**Exercise details:** Set down the material below in full, matching it exactly.
═══ Provided entries
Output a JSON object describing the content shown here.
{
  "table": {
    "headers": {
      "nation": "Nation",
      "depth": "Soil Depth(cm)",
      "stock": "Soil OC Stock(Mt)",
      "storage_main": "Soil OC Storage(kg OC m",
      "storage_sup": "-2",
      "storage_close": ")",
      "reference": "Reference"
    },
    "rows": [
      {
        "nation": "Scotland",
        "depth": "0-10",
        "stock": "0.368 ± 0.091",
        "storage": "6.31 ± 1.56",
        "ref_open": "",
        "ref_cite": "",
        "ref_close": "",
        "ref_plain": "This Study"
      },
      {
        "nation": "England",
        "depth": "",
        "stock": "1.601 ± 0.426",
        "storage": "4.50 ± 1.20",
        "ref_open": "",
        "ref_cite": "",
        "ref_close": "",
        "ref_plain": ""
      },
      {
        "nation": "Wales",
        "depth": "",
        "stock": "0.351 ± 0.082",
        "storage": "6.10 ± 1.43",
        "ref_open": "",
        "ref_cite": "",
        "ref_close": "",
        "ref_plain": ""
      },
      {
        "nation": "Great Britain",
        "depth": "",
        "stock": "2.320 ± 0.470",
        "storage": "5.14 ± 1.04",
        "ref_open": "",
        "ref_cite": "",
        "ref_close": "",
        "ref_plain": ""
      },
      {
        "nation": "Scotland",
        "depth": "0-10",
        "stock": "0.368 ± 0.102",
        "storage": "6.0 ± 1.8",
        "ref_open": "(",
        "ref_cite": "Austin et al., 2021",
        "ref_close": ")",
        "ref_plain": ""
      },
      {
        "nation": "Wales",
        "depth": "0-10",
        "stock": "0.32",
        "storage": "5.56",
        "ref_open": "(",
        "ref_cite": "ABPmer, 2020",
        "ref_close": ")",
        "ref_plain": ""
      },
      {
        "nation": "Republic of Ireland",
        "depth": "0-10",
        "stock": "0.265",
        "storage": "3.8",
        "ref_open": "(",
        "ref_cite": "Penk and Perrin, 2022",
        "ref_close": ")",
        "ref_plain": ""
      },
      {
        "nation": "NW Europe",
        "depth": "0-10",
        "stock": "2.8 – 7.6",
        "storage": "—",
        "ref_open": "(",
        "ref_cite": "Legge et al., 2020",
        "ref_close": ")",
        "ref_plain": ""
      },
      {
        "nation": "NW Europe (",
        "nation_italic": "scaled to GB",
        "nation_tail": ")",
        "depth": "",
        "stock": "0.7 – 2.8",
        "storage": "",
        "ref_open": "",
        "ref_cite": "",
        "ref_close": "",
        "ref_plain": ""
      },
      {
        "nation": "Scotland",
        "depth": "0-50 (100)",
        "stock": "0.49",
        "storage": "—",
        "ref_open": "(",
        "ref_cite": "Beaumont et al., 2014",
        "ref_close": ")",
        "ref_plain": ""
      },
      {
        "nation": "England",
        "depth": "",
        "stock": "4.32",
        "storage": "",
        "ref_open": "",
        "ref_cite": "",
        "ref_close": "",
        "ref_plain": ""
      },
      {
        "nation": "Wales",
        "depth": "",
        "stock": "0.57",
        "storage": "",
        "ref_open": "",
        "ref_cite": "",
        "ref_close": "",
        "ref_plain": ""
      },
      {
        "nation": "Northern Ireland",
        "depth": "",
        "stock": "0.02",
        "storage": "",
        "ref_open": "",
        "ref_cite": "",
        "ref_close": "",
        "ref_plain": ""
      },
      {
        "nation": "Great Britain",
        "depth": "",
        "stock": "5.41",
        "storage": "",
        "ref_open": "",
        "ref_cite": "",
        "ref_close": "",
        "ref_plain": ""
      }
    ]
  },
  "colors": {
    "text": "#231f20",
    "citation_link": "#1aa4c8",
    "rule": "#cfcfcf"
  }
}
══════
**Written answer:**
Output a JSON object describing the content shown here.
{
  "table": {
    "headers": {
      "nation": "Nation",
      "depth": "Soil Depth(cm)",
      "stock": "Soil OC Stock(Mt)",
      "storage_main": "Soil OC Storage(kg OC m",
      "storage_sup": "-2",
      "storage_close": ")",
      "reference": "Reference"
    },
    "rows": [
      {
        "nation": "Scotland",
        "depth": "0-10",
        "stock": "0.368 ± 0.091",
        "storage": "6.31 ± 1.56",
        "ref_open": "",
        "ref_cite": "",
        "ref_close": "",
        "ref_plain": "This Study"
      },
      {
        "nation": "England",
        "depth": "",
        "stock": "1.601 ± 0.426",
        "storage": "4.50 ± 1.20",
        "ref_open": "",
        "ref_cite": "",
        "ref_close": "",
        "ref_plain": ""
      },
      {
        "nation": "Wales",
        "depth": "",
        "stock": "0.351 ± 0.082",
        "storage": "6.10 ± 1.43",
        "ref_open": "",
        "ref_cite": "",
        "ref_close": "",
        "ref_plain": ""
      },
      {
        "nation": "Great Britain",
        "depth": "",
        "stock": "2.320 ± 0.470",
        "storage": "5.14 ± 1.04",
        "ref_open": "",
        "ref_cite": "",
        "ref_close": "",
        "ref_plain": ""
      },
      {
        "nation": "Scotland",
        "depth": "0-10",
        "stock": "0.368 ± 0.102",
        "storage": "6.0 ± 1.8",
        "ref_open": "(",
        "ref_cite": "Austin et al., 2021",
        "ref_close": ")",
        "ref_plain": ""
      },
      {
        "nation": "Wales",
        "depth": "0-10",
        "stock": "0.32",
        "storage": "5.56",
        "ref_open": "(",
        "ref_cite": "ABPmer, 2020",
        "ref_close": ")",
        "ref_plain": ""
      },
      {
        "nation": "Republic of Ireland",
        "depth": "0-10",
        "stock": "0.265",
        "storage": "3.8",
        "ref_open": "(",
        "ref_cite": "Penk and Perrin, 2022",
        "ref_close": ")",
        "ref_plain": ""
      },
      {
        "nation": "NW Europe",
        "depth": "0-10",
        "stock": "2.8 – 7.6",
        "storage": "—",
        "ref_open": "(",
        "ref_cite": "Legge et al., 2020",
        "ref_close": ")",
        "ref_plain": ""
      },
      {
        "nation": "NW Europe (",
        "nation_italic": "scaled to GB",
        "nation_tail": ")",
        "depth": "",
        "stock": "0.7 – 2.8",
        "storage": "",
        "ref_open": "",
        "ref_cite": "",
        "ref_close": "",
        "ref_plain": ""
      },
      {
        "nation": "Scotland",
        "depth": "0-50 (100)",
        "stock": "0.49",
        "storage": "—",
        "ref_open": "(",
        "ref_cite": "Beaumont et al., 2014",
        "ref_close": ")",
        "ref_plain": ""
      },
      {
        "nation": "England",
        "depth": "",
        "stock": "4.32",
        "storage": "",
        "ref_open": "",
        "ref_cite": "",
        "ref_close": "",
        "ref_plain": ""
      },
      {
        "nation": "Wales",
        "depth": "",
        "stock": "0.57",
        "storage": "",
        "ref_open": "",
        "ref_cite": "",
        "ref_close": "",
        "ref_plain": ""
      },
      {
        "nation": "Northern Ireland",
        "depth": "",
        "stock": "0.02",
        "storage": "",
        "ref_open": "",
        "ref_cite": "",
        "ref_close": "",
        "ref_plain": ""
      },
      {
        "nation": "Great Britain",
        "depth": "",
        "stock": "5.41",
        "storage": "",
        "ref_open": "",
        "ref_cite": "",
        "ref_close": "",
        "ref_plain": ""
      }
    ]
  },
  "colors": {
    "text": "#231f20",
    "citation_link": "#1aa4c8",
    "rule": "#cfcfcf"
  }
}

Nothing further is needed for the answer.